_What you should do_
Exactly reproduce the lines that follow.

Dataset entries on figures
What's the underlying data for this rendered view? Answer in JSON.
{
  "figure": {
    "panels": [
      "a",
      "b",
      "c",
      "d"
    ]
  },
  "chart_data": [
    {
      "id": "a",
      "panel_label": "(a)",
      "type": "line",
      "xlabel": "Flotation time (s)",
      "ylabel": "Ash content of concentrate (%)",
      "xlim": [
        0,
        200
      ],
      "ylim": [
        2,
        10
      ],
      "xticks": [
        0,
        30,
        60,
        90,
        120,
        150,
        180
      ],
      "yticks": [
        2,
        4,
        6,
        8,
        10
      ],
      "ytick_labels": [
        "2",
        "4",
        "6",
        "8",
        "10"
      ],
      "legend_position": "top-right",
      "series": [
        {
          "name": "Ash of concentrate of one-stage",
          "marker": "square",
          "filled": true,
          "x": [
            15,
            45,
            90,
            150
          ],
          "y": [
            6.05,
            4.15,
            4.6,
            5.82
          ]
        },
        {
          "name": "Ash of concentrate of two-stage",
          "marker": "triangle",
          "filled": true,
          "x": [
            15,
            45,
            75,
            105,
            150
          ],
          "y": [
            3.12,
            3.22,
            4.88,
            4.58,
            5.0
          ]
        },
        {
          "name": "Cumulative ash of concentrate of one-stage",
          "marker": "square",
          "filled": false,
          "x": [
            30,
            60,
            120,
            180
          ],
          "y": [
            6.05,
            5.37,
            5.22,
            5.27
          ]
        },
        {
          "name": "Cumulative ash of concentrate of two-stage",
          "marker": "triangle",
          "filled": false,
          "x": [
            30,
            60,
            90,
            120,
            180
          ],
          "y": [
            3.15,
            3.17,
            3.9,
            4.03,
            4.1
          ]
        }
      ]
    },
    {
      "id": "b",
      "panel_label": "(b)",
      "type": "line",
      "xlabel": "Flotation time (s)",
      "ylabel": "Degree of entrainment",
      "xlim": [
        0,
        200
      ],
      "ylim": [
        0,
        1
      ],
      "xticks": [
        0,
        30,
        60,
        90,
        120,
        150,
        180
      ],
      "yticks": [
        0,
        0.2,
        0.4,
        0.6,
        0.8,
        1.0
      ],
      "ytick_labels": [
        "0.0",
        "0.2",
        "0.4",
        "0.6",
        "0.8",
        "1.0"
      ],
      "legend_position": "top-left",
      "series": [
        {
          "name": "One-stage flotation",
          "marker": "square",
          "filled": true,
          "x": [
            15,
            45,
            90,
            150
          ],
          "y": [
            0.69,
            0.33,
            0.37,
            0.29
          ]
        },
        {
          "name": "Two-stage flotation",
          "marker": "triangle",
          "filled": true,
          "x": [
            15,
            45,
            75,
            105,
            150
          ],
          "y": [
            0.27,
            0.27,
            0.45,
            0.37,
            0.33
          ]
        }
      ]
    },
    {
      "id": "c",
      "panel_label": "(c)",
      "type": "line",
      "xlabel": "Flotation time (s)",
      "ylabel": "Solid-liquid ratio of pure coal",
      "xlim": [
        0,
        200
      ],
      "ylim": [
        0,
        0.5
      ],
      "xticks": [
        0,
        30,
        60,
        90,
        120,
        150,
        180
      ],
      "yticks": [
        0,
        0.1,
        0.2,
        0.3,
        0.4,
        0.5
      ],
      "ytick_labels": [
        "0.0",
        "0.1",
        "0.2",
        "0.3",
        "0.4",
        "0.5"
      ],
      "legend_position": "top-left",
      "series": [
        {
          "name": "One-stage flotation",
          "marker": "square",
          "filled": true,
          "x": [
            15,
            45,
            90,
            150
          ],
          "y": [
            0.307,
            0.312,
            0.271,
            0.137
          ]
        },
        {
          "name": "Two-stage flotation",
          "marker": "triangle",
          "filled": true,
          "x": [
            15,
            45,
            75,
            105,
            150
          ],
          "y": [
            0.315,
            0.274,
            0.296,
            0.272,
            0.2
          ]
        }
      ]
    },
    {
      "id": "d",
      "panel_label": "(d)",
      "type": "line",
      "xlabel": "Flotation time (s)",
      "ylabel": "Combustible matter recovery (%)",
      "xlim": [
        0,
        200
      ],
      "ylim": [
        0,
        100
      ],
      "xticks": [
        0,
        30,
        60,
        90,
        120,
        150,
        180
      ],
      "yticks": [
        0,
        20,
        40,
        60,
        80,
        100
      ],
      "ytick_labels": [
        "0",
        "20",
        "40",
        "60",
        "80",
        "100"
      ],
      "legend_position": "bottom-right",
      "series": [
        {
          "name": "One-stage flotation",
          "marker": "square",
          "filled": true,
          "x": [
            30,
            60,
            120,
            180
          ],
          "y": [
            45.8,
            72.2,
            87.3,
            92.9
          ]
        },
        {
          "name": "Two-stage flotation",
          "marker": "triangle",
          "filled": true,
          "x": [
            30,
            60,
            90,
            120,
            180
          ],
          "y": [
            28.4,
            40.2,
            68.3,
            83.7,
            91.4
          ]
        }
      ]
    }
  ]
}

_Answer_
What's the underlying data for this rendered view? Answer in JSON.
{
  "figure": {
    "panels": [
      "a",
      "b",
      "c",
      "d"
    ]
  },
  "chart_data": [
    {
      "id": "a",
      "panel_label": "(a)",
      "type": "line",
      "xlabel": "Flotation time (s)",
      "ylabel": "Ash content of concentrate (%)",
      "xlim": [
        0,
        200
      ],
      "ylim": [
        2,
        10
      ],
      "xticks": [
        0,
        30,
        60,
        90,
        120,
        150,
        180
      ],
      "yticks": [
        2,
        4,
        6,
        8,
        10
      ],
      "ytick_labels": [
        "2",
        "4",
        "6",
        "8",
        "10"
      ],
      "legend_position": "top-right",
      "series": [
        {
          "name": "Ash of concentrate of one-stage",
          "marker": "square",
          "filled": true,
          "x": [
            15,
            45,
            90,
            150
          ],
          "y": [
            6.05,
            4.15,
            4.6,
            5.82
          ]
        },
        {
          "name": "Ash of concentrate of two-stage",
          "marker": "triangle",
          "filled": true,
          "x": [
            15,
            45,
            75,
            105,
            150
          ],
          "y": [
            3.12,
            3.22,
            4.88,
            4.58,
            5.0
          ]
        },
        {
          "name": "Cumulative ash of concentrate of one-stage",
          "marker": "square",
          "filled": false,
          "x": [
            30,
            60,
            120,
            180
          ],
          "y": [
            6.05,
            5.37,
            5.22,
            5.27
          ]
        },
        {
          "name": "Cumulative ash of concentrate of two-stage",
          "marker": "triangle",
          "filled": false,
          "x": [
            30,
            60,
            90,
            120,
            180
          ],
          "y": [
            3.15,
            3.17,
            3.9,
            4.03,
            4.1
          ]
        }
      ]
    },
    {
      "id": "b",
      "panel_label": "(b)",
      "type": "line",
      "xlabel": "Flotation time (s)",
      "ylabel": "Degree of entrainment",
      "xlim": [
        0,
        200
      ],
      "ylim": [
        0,
        1
      ],
      "xticks": [
        0,
        30,
        60,
        90,
        120,
        150,
        180
      ],
      "yticks": [
        0,
        0.2,
        0.4,
        0.6,
        0.8,
        1.0
      ],
      "ytick_labels": [
        "0.0",
        "0.2",
        "0.4",
        "0.6",
        "0.8",
        "1.0"
      ],
      "legend_position": "top-left",
      "series": [
        {
          "name": "One-stage flotation",
          "marker": "square",
          "filled": true,
          "x": [
            15,
            45,
            90,
            150
          ],
          "y": [
            0.69,
            0.33,
            0.37,
            0.29
          ]
        },
        {
          "name": "Two-stage flotation",
          "marker": "triangle",
          "filled": true,
          "x": [
            15,
            45,
            75,
            105,
            150
          ],
          "y": [
            0.27,
            0.27,
            0.45,
            0.37,
            0.33
          ]
        }
      ]
    },
    {
      "id": "c",
      "panel_label": "(c)",
      "type": "line",
      "xlabel": "Flotation time (s)",
      "ylabel": "Solid-liquid ratio of pure coal",
      "xlim": [
        0,
        200
      ],
      "ylim": [
        0,
        0.5
      ],
      "xticks": [
        0,
        30,
        60,
        90,
        120,
        150,
        180
      ],
      "yticks": [
        0,
        0.1,
        0.2,
        0.3,
        0.4,
        0.5
      ],
      "ytick_labels": [
        "0.0",
        "0.1",
        "0.2",
        "0.3",
        "0.4",
        "0.5"
      ],
      "legend_position": "top-left",
      "series": [
        {
          "name": "One-stage flotation",
          "marker": "square",
          "filled": true,
          "x": [
            15,
            45,
            90,
            150
          ],
          "y": [
            0.307,
            0.312,
            0.271,
            0.137
          ]
        },
        {
          "name": "Two-stage flotation",
          "marker": "triangle",
          "filled": true,
          "x": [
            15,
            45,
            75,
            105,
            150
          ],
          "y": [
            0.315,
            0.274,
            0.296,
            0.272,
            0.2
          ]
        }
      ]
    },
    {
      "id": "d",
      "panel_label": "(d)",
      "type": "line",
      "xlabel": "Flotation time (s)",
      "ylabel": "Combustible matter recovery (%)",
      "xlim": [
        0,
        200
      ],
      "ylim": [
        0,
        100
      ],
      "xticks": [
        0,
        30,
        60,
        90,
        120,
        150,
        180
      ],
      "yticks": [
        0,
        20,
        40,
        60,
        80,
        100
      ],
      "ytick_labels": [
        "0",
        "20",
        "40",
        "60",
        "80",
        "100"
      ],
      "legend_position": "bottom-right",
      "series": [
        {
          "name": "One-stage flotation",
          "marker": "square",
          "filled": true,
          "x": [
            30,
            60,
            120,
            180
          ],
          "y": [
            45.8,
            72.2,
            87.3,
            92.9
          ]
        },
        {
          "name": "Two-stage flotation",
          "marker": "triangle",
          "filled": true,
          "x": [
            30,
            60,
            90,
            120,
            180
          ],
          "y": [
            28.4,
            40.2,
            68.3,
            83.7,
            91.4
          ]
        }
      ]
    }
  ]
}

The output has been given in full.